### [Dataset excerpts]

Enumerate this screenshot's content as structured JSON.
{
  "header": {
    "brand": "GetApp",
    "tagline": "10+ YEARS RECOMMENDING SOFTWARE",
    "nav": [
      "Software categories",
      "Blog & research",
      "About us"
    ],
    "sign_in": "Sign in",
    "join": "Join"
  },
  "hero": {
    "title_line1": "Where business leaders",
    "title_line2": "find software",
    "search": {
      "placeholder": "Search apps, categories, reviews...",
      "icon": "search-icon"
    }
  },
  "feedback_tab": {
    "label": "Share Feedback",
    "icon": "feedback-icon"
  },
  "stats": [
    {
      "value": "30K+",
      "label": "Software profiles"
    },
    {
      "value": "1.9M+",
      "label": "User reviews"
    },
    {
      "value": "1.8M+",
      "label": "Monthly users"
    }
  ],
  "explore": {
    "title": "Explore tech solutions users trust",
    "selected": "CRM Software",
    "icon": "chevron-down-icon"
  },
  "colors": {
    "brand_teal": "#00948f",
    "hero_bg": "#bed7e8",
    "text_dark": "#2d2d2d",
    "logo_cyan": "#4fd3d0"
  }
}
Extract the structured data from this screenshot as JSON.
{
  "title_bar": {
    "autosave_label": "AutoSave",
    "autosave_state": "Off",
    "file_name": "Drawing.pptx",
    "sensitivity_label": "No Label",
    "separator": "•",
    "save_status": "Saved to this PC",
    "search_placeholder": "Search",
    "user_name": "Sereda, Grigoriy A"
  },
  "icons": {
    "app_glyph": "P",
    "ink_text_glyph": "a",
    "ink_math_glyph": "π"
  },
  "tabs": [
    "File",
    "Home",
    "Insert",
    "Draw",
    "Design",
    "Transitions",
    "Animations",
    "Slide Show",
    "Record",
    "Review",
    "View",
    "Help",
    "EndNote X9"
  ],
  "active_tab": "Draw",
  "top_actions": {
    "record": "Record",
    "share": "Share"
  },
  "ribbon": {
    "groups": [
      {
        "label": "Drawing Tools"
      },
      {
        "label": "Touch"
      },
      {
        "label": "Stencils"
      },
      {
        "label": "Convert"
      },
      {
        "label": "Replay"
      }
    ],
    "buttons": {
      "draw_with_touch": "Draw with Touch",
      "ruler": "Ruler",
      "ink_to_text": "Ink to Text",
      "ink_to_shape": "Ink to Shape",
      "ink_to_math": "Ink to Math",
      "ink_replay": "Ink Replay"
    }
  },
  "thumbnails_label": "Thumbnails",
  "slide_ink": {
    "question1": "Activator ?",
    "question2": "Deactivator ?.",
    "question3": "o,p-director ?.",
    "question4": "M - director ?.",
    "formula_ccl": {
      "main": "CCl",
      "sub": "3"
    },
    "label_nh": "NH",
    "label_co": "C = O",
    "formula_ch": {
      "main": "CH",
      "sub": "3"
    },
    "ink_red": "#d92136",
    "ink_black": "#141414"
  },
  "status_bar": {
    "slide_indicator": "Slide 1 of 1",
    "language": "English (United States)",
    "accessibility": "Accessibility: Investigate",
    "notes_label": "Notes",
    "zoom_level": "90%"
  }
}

### [Written problem]
Choose all lines containing the string "categories" and copy them out.

### [Response to the task]
      "Software categories",
      "placeholder": "Search apps, categories, reviews...",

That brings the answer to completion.